**WRITTEN TASK**
What is the number of lines in these entries that include "Angstroms"? Write that number and no other text.

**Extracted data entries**
** Begin **

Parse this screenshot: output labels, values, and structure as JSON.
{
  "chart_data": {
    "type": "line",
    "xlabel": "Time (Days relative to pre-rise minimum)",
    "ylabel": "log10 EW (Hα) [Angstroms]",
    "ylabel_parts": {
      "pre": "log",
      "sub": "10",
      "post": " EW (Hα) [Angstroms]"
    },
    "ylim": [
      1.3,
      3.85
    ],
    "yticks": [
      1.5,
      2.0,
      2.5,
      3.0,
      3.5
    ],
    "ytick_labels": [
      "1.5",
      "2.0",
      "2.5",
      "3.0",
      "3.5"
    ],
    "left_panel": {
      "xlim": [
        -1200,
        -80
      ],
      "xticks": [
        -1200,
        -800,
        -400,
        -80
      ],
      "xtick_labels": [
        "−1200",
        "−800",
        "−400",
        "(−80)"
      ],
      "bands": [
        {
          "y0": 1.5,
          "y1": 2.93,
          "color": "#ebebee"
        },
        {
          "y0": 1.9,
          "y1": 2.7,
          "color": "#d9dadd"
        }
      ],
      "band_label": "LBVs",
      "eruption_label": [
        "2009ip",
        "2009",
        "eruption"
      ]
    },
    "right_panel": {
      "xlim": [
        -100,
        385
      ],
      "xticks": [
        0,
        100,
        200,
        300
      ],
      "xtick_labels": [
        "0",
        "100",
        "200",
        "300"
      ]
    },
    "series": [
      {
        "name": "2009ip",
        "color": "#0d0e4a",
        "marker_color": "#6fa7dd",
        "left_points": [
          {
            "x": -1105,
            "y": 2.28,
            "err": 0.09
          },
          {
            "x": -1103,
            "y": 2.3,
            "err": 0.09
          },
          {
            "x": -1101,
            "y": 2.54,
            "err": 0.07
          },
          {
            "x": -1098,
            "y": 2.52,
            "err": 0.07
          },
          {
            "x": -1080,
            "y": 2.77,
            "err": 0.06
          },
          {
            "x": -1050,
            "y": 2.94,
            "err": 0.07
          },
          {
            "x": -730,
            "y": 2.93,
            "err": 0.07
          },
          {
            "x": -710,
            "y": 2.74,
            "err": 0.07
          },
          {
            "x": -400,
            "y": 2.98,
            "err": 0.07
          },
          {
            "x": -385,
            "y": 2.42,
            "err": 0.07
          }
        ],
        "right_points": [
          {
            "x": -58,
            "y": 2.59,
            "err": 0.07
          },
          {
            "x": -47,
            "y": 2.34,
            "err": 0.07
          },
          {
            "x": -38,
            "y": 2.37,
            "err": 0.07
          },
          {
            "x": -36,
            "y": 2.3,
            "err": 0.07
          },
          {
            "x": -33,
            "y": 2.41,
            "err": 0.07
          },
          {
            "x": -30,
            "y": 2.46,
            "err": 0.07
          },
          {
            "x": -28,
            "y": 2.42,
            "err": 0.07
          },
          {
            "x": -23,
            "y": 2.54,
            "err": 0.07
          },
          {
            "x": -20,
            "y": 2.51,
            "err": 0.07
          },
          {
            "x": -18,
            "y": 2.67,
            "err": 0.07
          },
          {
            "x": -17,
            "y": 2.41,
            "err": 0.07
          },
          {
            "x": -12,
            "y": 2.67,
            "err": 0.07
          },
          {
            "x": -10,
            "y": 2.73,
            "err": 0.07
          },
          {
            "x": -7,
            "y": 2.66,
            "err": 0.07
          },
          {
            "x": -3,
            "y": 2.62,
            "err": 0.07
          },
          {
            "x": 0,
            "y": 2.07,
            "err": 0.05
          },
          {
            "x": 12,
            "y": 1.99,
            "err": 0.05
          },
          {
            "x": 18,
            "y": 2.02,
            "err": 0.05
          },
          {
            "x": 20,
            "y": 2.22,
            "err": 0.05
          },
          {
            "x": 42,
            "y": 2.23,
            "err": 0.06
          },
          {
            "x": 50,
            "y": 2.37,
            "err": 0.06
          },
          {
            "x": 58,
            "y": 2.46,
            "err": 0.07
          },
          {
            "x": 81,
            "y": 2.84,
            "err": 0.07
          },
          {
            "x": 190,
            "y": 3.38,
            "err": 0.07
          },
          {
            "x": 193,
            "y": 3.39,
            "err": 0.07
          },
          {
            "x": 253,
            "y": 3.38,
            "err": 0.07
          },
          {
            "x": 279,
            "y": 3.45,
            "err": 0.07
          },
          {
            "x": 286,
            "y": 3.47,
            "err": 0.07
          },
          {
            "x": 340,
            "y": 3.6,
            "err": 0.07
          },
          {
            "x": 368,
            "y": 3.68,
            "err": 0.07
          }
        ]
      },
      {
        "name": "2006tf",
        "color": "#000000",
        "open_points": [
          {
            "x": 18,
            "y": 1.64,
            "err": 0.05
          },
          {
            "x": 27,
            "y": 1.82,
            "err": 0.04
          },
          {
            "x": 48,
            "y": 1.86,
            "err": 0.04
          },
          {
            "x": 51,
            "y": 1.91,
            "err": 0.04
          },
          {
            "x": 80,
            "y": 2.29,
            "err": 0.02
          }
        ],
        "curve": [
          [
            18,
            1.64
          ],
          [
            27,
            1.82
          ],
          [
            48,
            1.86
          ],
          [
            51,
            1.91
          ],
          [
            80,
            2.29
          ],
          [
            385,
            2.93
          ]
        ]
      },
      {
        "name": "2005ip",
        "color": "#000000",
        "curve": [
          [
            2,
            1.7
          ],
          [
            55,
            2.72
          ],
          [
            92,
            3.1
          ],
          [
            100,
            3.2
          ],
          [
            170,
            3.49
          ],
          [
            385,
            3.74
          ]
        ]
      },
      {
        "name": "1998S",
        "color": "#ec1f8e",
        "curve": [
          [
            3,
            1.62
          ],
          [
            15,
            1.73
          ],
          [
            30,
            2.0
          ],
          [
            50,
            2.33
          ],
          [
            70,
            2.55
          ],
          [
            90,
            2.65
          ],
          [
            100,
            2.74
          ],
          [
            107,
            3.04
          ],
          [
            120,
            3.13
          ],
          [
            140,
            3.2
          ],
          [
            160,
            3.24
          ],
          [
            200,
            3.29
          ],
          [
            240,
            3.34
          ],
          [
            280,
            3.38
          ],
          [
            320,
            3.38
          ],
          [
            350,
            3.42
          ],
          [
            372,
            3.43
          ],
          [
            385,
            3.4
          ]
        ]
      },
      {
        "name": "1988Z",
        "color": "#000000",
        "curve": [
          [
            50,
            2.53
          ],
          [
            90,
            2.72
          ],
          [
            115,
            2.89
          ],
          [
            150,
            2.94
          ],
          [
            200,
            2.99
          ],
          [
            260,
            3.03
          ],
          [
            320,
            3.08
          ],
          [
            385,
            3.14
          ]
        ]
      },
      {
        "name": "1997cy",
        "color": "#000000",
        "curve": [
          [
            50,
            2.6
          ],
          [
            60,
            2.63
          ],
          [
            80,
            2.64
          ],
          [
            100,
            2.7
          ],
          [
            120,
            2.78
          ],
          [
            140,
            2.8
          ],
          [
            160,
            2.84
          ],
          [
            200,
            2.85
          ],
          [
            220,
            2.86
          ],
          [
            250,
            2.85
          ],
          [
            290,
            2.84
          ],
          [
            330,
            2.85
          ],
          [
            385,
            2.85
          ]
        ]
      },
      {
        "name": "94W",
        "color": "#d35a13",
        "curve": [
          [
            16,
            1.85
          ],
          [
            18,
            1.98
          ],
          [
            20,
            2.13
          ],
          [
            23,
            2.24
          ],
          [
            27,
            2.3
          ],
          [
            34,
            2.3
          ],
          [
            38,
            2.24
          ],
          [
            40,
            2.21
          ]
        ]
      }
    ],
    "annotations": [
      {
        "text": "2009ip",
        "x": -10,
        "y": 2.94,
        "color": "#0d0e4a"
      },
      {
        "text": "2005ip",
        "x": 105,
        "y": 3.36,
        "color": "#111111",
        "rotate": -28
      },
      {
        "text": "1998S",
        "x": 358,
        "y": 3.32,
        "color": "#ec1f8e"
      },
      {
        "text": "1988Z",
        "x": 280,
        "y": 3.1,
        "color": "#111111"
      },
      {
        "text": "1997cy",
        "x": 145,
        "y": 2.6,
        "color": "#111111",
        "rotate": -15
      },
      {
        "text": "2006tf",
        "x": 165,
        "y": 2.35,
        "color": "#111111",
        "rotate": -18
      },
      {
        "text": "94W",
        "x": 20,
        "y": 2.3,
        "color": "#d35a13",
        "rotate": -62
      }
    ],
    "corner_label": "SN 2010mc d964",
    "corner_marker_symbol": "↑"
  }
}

** End **

**ANSWER FOR THIS EXERCISE**
2